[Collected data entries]
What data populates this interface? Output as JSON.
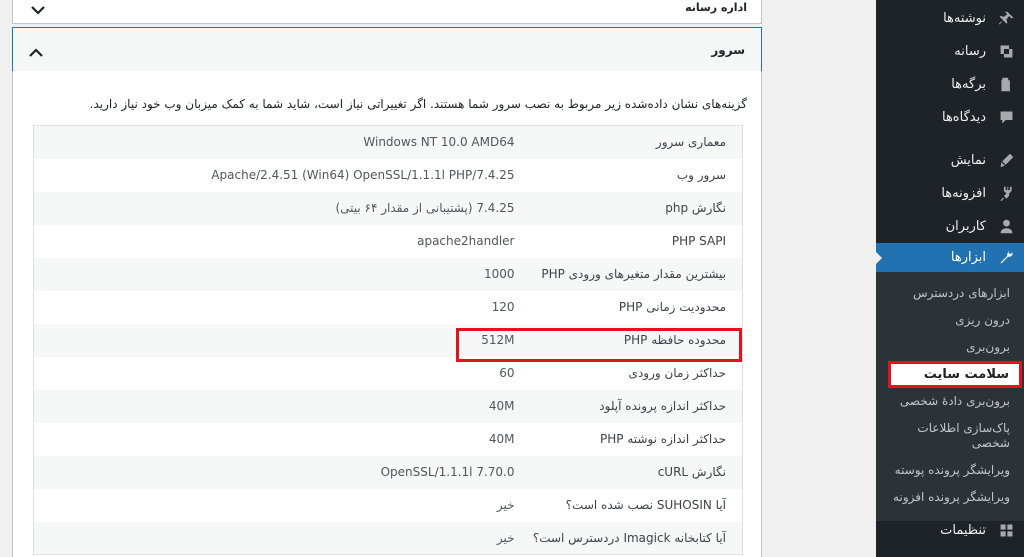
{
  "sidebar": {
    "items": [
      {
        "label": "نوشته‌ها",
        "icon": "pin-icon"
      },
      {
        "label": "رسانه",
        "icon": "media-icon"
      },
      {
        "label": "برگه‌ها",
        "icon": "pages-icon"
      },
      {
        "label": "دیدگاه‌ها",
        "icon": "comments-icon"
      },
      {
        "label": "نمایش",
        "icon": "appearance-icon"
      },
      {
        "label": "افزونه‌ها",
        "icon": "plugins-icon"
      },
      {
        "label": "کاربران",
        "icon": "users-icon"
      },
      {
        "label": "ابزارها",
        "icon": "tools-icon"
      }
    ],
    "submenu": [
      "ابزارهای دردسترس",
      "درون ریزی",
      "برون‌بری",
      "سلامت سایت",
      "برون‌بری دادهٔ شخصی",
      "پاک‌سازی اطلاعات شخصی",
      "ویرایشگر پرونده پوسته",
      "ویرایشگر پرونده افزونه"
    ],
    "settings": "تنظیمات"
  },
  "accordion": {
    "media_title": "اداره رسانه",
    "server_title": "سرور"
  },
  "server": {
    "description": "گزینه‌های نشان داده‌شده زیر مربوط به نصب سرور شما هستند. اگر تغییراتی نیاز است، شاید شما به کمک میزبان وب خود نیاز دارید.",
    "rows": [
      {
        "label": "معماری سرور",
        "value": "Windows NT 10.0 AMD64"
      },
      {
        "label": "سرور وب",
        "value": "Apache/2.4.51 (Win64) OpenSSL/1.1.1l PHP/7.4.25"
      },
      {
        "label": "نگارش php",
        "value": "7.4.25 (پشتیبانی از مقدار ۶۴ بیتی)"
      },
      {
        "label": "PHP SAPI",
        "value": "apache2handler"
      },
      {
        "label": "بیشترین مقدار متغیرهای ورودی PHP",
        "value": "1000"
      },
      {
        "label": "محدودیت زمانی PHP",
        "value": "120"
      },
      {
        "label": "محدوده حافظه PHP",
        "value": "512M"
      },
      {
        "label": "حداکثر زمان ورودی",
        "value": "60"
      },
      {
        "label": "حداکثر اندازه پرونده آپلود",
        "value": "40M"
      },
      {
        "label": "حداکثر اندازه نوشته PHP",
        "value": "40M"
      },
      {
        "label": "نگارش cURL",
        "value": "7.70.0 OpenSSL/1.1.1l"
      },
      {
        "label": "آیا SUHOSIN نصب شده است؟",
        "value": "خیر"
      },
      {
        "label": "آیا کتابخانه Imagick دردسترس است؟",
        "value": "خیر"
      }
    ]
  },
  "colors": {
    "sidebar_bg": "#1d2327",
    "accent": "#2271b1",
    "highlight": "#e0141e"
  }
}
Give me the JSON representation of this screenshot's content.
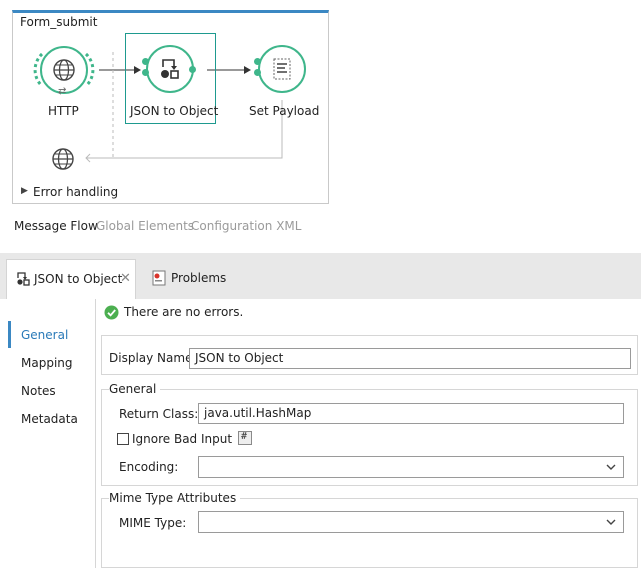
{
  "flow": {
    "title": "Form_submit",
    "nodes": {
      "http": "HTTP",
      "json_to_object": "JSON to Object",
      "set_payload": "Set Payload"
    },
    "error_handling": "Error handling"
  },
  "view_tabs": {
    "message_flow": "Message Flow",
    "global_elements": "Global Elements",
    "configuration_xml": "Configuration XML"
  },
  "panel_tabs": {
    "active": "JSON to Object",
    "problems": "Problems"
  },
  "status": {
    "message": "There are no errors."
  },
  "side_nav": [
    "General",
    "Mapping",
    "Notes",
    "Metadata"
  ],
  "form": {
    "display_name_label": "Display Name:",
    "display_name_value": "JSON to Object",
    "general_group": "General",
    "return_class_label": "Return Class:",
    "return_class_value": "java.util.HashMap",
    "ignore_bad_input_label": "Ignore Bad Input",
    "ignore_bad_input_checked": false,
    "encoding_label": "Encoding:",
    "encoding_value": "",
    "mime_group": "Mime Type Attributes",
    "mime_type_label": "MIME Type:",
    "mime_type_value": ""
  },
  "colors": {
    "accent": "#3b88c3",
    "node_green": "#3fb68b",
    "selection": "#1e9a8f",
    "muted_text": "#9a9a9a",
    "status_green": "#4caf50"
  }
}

Goal: Repeat everything in the records precisely. Images are excluded from the copy.

Response to the task:
What data populates this interface? Output as JSON.
{
  "sidebar": {
    "items": [
      {
        "label": "نوشته‌ها",
        "icon": "pin-icon"
      },
      {
        "label": "رسانه",
        "icon": "media-icon"
      },
      {
        "label": "برگه‌ها",
        "icon": "pages-icon"
      },
      {
        "label": "دیدگاه‌ها",
        "icon": "comments-icon"
      },
      {
        "label": "نمایش",
        "icon": "appearance-icon"
      },
      {
        "label": "افزونه‌ها",
        "icon": "plugins-icon"
      },
      {
        "label": "کاربران",
        "icon": "users-icon"
      },
      {
        "label": "ابزارها",
        "icon": "tools-icon"
      }
    ],
    "submenu": [
      "ابزارهای دردسترس",
      "درون ریزی",
      "برون‌بری",
      "سلامت سایت",
      "برون‌بری دادهٔ شخصی",
      "پاک‌سازی اطلاعات شخصی",
      "ویرایشگر پرونده پوسته",
      "ویرایشگر پرونده افزونه"
    ],
    "settings": "تنظیمات"
  },
  "accordion": {
    "media_title": "اداره رسانه",
    "server_title": "سرور"
  },
  "server": {
    "description": "گزینه‌های نشان داده‌شده زیر مربوط به نصب سرور شما هستند. اگر تغییراتی نیاز است، شاید شما به کمک میزبان وب خود نیاز دارید.",
    "rows": [
      {
        "label": "معماری سرور",
        "value": "Windows NT 10.0 AMD64"
      },
      {
        "label": "سرور وب",
        "value": "Apache/2.4.51 (Win64) OpenSSL/1.1.1l PHP/7.4.25"
      },
      {
        "label": "نگارش php",
        "value": "7.4.25 (پشتیبانی از مقدار ۶۴ بیتی)"
      },
      {
        "label": "PHP SAPI",
        "value": "apache2handler"
      },
      {
        "label": "بیشترین مقدار متغیرهای ورودی PHP",
        "value": "1000"
      },
      {
        "label": "محدودیت زمانی PHP",
        "value": "120"
      },
      {
        "label": "محدوده حافظه PHP",
        "value": "512M"
      },
      {
        "label": "حداکثر زمان ورودی",
        "value": "60"
      },
      {
        "label": "حداکثر اندازه پرونده آپلود",
        "value": "40M"
      },
      {
        "label": "حداکثر اندازه نوشته PHP",
        "value": "40M"
      },
      {
        "label": "نگارش cURL",
        "value": "7.70.0 OpenSSL/1.1.1l"
      },
      {
        "label": "آیا SUHOSIN نصب شده است؟",
        "value": "خیر"
      },
      {
        "label": "آیا کتابخانه Imagick دردسترس است؟",
        "value": "خیر"
      }
    ]
  },
  "colors": {
    "sidebar_bg": "#1d2327",
    "accent": "#2271b1",
    "highlight": "#e0141e"
  }
}
Give me the JSON representation of this screenshot's content.
{
  "flow": {
    "title": "Form_submit",
    "nodes": {
      "http": "HTTP",
      "json_to_object": "JSON to Object",
      "set_payload": "Set Payload"
    },
    "error_handling": "Error handling"
  },
  "view_tabs": {
    "message_flow": "Message Flow",
    "global_elements": "Global Elements",
    "configuration_xml": "Configuration XML"
  },
  "panel_tabs": {
    "active": "JSON to Object",
    "problems": "Problems"
  },
  "status": {
    "message": "There are no errors."
  },
  "side_nav": [
    "General",
    "Mapping",
    "Notes",
    "Metadata"
  ],
  "form": {
    "display_name_label": "Display Name:",
    "display_name_value": "JSON to Object",
    "general_group": "General",
    "return_class_label": "Return Class:",
    "return_class_value": "java.util.HashMap",
    "ignore_bad_input_label": "Ignore Bad Input",
    "ignore_bad_input_checked": false,
    "encoding_label": "Encoding:",
    "encoding_value": "",
    "mime_group": "Mime Type Attributes",
    "mime_type_label": "MIME Type:",
    "mime_type_value": ""
  },
  "colors": {
    "accent": "#3b88c3",
    "node_green": "#3fb68b",
    "selection": "#1e9a8f",
    "muted_text": "#9a9a9a",
    "status_green": "#4caf50"
  }
}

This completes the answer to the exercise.